─── TEXTE RETENU

Le salaire minimum à Genève a permis aux travailleurs précaires de voir leur revenu bondir. Un premier bilan positif dans la lutte contre la pauvreté
Le salaire minimum à Genève a permis aux travailleurs précaires de voir leur revenu bondir. Un premier bilan positif dans la lutte contre la pauvreté / 19h30 / 2 min. / le 8 novembre 2021
Une année après l'introduction du salaire minimum à Genève de 23 francs de l'heure, les premiers bilans tirés auprès des travailleurs précaires se montrent positifs. Des "mamans de jour", par exemple, ont été augmentée de plusieurs milliers de francs. Les syndicats se félicitent, tandis que certains patrons tirent la langue.

En moyenne, les revenus des accueillantes familiales de jour ont augmenté de 50% depuis l'introduction du salaire minimum légal. Pour Elisabete Samih, il a presque triplé. De 1946 francs brut par mois en 2020, elle gagne désormais 5600 francs. Il faut dire qu'elle partait de très loin.

A 50 ans, cette mère de deux enfants dit avoir enfin un salaire digne: "On voit la vie d'une façon différente. Avant, on n'avait pas de projet, on vivait au jour le jour. Nos seuls projets étaient de pouvoir payer nos factures en fin de mois et de donner à manger aux enfants. Maintenant, on se dit qu'on pourra peut-être partir en vacances, on peut faire plaisir aux enfants en achetant des jouets, en allant au cinéma."

Système salarial repensé

Avec l'introduction d'un salaire minimum légal, voté en septembre 2020, il a fallu repenser tout le système de rémunération au sein des structures d'accueil familial. Payées auparavant à l'heure et par enfant, les "mamans de jour" touchent désormais un salaire mensuel calculé en fonction du taux de travail de l'accueillante.

A raison de 50 heures par semaine (c'est la norme pour un 100% dans ce métier) et avec 7 ans d'expérience, Elisabete Samih reçoit davantage que le salaire minimum. "Mon rêve aujourd'hui? C'est de partir plus souvent en vacances. Mes parents vivent au Portugal et ceux de mon mari sont au Maroc. Cet été, nous sommes allés les voir. Cela faisait 4 ans que mes enfants n'avaient pas vu leurs grands-parents. Ça faisait mal au coeur."

Subventions et contributions des parents

Pour permettre cette hausse salariale, les parents ont dû mettre la main au porte-monnaie. Le système de facturation a été repensé et se base désormais sur le revenu parental net, à l'image de ce qui se pratique dans les crèches publiques. Mais les prix restent encore légèrement inférieur, d'environ 10%.

──────

# [CONSIGNE]
Dans le texte sur le salaire minimum à Genève, reprenez le passage allant de "Avec l'introduction d'un" jusqu'à "travail de l'accueillante." inclus, en substituant "salaire hebdomadaire" à "salaire mensuel". Appuyez-vous uniquement sur le texte.

─── JEU DE DONNÉES

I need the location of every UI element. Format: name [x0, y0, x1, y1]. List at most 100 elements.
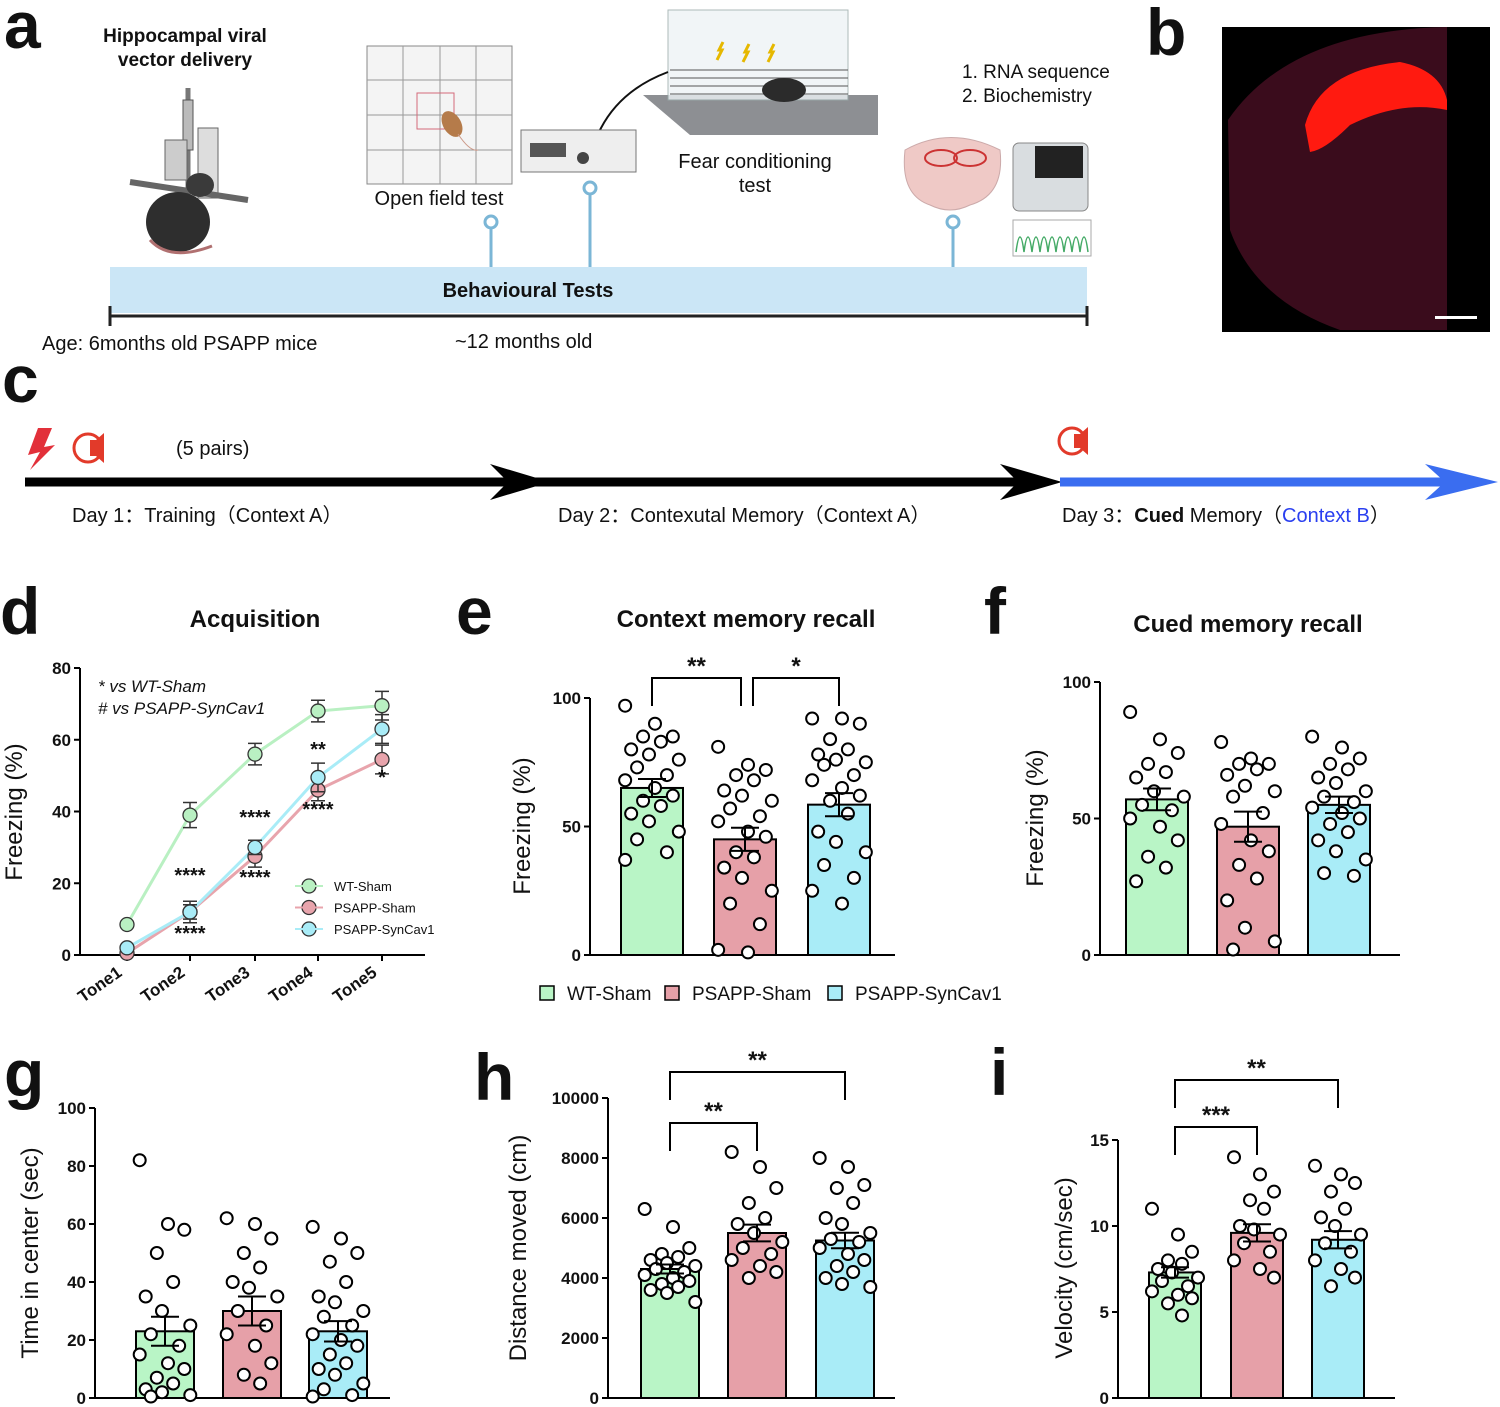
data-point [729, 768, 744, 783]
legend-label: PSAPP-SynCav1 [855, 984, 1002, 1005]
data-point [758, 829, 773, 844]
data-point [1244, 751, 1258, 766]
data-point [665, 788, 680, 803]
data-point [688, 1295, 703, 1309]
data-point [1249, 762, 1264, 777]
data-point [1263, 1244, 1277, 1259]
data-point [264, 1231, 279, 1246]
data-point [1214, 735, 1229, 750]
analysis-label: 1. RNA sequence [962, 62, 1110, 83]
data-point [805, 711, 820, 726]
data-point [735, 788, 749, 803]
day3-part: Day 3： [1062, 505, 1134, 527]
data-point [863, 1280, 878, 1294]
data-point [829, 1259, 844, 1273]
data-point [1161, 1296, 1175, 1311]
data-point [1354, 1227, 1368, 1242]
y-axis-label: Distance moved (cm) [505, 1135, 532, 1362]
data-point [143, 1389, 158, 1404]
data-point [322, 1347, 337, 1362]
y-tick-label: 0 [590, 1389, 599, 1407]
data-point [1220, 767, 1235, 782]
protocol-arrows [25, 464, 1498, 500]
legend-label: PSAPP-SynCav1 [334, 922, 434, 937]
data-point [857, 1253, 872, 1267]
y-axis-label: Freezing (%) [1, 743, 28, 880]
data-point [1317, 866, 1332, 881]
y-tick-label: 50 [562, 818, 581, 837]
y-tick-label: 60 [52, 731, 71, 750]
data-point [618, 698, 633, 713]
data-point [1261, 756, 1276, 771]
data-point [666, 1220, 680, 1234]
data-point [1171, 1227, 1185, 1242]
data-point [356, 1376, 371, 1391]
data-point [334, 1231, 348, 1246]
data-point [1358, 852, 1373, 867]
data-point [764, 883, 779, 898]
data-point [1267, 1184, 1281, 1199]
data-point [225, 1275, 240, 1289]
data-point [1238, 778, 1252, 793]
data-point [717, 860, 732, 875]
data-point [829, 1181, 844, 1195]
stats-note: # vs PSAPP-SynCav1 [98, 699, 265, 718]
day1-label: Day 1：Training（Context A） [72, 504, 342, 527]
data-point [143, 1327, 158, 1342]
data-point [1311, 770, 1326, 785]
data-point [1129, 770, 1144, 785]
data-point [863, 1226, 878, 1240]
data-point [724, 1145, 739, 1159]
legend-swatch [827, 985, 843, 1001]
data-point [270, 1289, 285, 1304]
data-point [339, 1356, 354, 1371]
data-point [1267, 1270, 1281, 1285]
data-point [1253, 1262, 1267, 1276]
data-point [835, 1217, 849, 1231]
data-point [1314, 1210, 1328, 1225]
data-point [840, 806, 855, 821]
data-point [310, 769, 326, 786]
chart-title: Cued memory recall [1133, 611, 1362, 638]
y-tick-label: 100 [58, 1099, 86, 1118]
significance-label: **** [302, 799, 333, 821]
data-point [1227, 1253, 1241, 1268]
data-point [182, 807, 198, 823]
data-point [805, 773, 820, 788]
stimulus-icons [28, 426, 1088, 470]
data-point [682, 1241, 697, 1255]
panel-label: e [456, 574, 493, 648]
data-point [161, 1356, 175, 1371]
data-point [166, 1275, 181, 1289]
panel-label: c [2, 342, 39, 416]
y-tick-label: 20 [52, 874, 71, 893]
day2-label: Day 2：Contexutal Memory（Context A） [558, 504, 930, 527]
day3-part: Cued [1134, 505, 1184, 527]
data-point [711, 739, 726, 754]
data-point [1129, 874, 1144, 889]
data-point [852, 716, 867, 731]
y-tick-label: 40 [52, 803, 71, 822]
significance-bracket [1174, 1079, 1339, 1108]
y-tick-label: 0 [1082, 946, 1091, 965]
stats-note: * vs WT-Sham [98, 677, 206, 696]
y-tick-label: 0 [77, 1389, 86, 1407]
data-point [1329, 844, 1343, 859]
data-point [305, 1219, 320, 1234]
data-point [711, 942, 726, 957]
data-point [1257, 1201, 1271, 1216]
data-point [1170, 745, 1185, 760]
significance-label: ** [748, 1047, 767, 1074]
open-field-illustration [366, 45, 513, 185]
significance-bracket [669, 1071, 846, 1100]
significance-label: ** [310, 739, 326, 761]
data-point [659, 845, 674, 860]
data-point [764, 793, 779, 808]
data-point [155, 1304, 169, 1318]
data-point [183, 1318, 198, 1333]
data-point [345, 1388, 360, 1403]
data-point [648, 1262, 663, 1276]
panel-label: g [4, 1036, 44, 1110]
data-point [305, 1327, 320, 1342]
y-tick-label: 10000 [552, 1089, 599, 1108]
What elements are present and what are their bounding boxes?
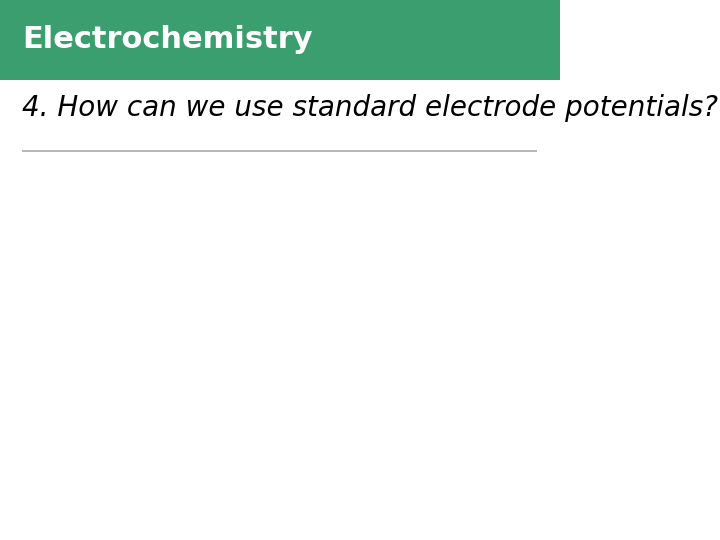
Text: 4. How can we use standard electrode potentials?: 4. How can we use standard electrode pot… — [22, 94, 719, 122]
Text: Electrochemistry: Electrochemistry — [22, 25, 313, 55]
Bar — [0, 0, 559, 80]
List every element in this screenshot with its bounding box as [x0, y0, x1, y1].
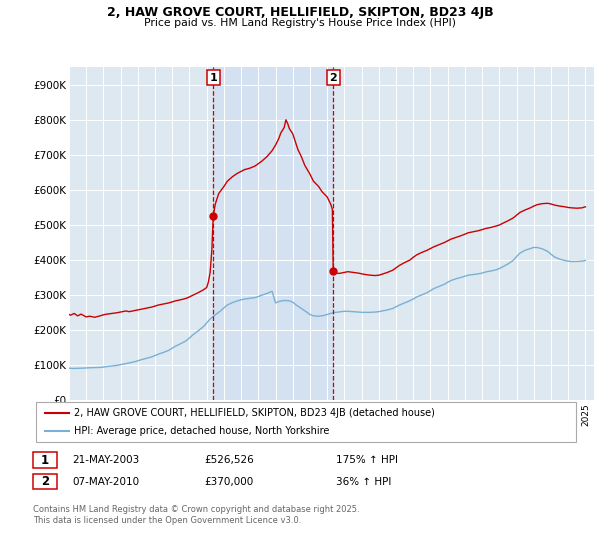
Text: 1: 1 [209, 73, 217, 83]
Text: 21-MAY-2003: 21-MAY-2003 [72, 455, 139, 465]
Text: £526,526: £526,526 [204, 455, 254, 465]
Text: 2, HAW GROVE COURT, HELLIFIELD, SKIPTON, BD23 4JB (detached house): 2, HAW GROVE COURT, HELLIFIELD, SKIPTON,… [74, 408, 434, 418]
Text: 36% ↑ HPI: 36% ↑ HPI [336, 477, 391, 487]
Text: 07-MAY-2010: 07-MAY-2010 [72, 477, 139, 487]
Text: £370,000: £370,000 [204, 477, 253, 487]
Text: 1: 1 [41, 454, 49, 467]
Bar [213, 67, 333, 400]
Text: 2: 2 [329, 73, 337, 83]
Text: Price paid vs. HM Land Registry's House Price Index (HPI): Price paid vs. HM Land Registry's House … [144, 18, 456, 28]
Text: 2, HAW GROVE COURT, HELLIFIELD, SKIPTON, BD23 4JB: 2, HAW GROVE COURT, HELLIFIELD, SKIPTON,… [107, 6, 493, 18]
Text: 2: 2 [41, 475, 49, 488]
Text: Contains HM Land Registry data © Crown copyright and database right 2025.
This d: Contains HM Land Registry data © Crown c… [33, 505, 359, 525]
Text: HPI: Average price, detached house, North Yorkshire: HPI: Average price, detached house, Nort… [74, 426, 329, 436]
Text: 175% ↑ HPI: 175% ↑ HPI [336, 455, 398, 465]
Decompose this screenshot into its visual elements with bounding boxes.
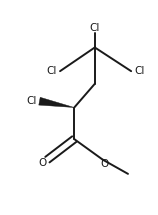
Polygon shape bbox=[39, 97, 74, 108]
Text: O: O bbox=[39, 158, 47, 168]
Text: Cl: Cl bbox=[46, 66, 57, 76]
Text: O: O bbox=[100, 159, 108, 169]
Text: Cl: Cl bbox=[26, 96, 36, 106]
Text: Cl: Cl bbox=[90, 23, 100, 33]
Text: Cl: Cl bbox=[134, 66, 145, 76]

──────

# [CORRIGÉ]
Avec l'introduction d'un salaire minimum légal, voté en septembre 2020, il a fallu repenser tout le système de rémunération au sein des structures d'accueil familial. Payées auparavant à l'heure et par enfant, les "mamans de jour" touchent désormais un salaire hebdomadaire calculé en fonction du taux de travail de l'accueillante.